** Begin Data for processing **
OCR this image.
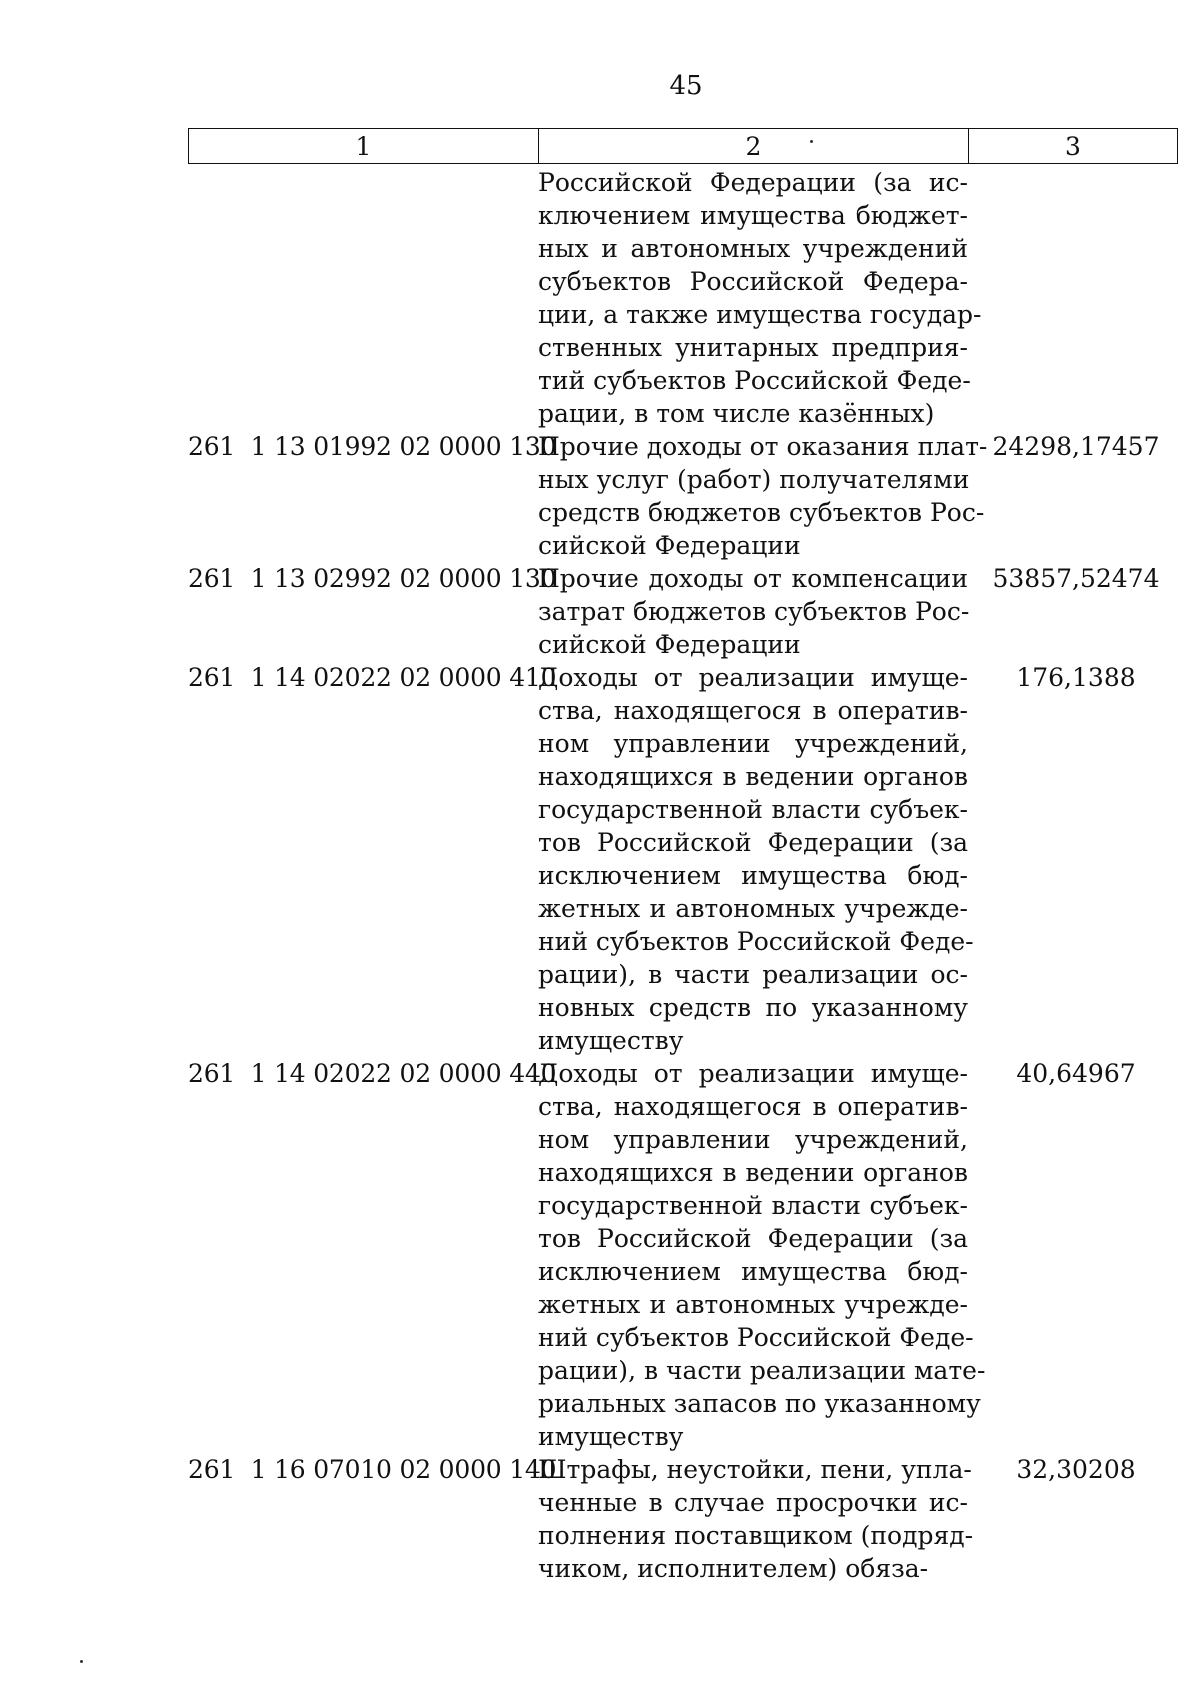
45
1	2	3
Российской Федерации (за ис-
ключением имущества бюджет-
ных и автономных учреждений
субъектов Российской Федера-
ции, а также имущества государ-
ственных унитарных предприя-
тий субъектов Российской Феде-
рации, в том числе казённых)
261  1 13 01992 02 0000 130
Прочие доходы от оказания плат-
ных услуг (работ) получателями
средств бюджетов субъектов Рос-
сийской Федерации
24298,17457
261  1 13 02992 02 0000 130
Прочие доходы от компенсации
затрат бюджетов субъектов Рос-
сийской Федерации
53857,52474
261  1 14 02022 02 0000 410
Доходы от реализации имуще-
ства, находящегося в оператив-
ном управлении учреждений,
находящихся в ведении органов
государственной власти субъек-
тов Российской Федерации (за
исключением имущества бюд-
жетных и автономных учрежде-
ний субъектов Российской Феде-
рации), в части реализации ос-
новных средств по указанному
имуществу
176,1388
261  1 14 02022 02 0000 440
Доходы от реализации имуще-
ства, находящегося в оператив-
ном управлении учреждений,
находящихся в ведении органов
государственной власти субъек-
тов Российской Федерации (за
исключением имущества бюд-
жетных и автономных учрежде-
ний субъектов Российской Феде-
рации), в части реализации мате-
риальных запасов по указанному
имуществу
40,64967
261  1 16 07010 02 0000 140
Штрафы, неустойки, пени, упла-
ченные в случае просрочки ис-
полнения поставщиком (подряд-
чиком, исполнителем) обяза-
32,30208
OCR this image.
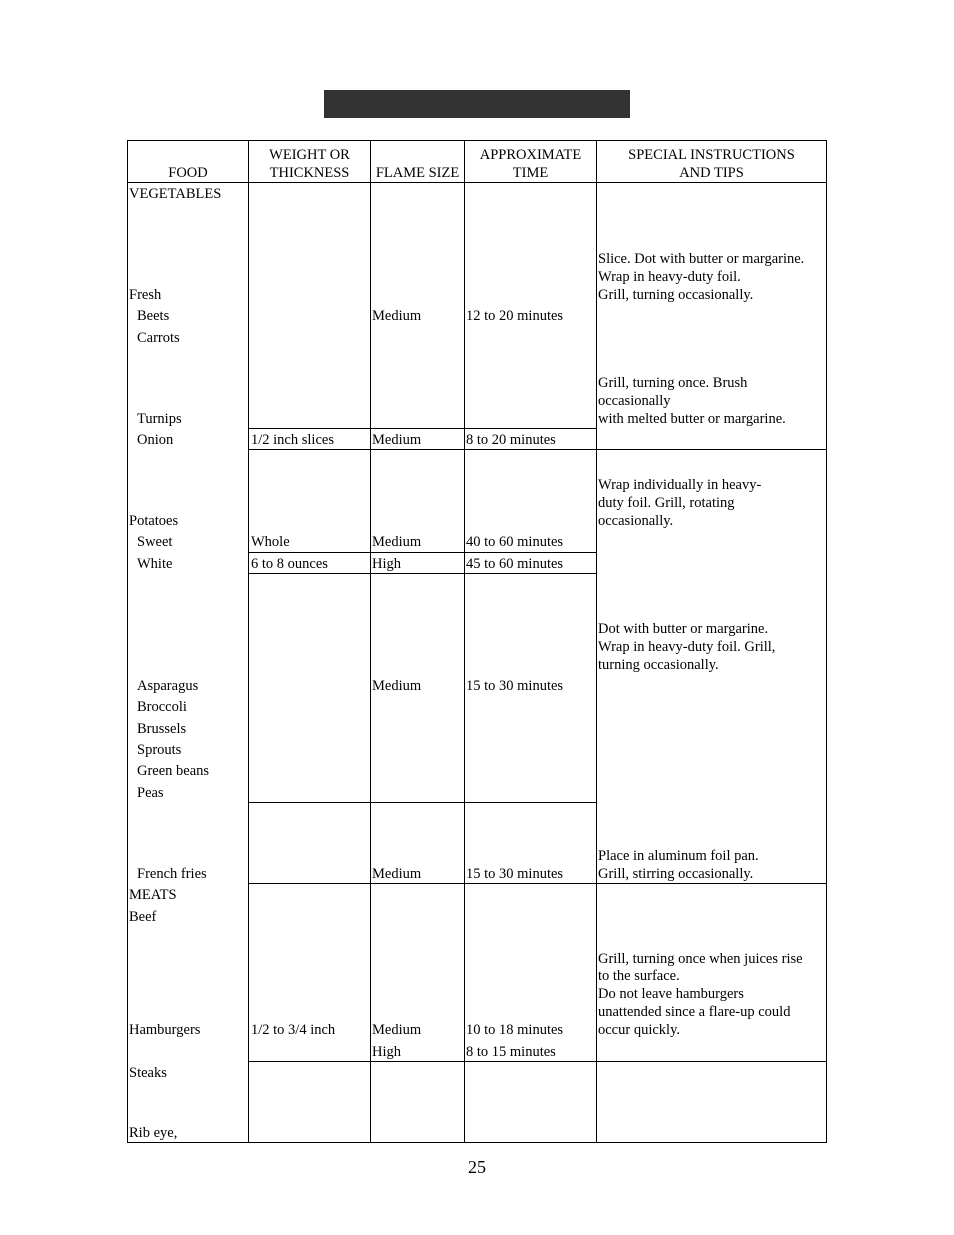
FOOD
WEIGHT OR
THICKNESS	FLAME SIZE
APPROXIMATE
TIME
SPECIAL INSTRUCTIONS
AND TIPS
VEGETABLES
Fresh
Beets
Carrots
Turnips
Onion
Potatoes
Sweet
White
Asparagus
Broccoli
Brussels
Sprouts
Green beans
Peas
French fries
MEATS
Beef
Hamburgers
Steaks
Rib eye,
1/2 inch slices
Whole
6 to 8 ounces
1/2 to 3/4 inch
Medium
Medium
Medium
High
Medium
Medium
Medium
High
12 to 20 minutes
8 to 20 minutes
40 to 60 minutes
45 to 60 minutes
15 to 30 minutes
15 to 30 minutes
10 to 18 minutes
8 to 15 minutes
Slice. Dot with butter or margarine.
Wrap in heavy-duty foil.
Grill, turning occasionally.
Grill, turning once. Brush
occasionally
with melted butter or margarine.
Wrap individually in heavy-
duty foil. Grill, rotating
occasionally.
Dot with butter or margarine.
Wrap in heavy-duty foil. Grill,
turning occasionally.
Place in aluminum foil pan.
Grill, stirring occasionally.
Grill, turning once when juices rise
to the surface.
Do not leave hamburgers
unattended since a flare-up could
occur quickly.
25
** End Data for processing **
Look through the material above and pick out each line holding the word "foil".

Wrap in heavy-duty foil.
duty foil. Grill, rotating
Wrap in heavy-duty foil. Grill,
Place in aluminum foil pan.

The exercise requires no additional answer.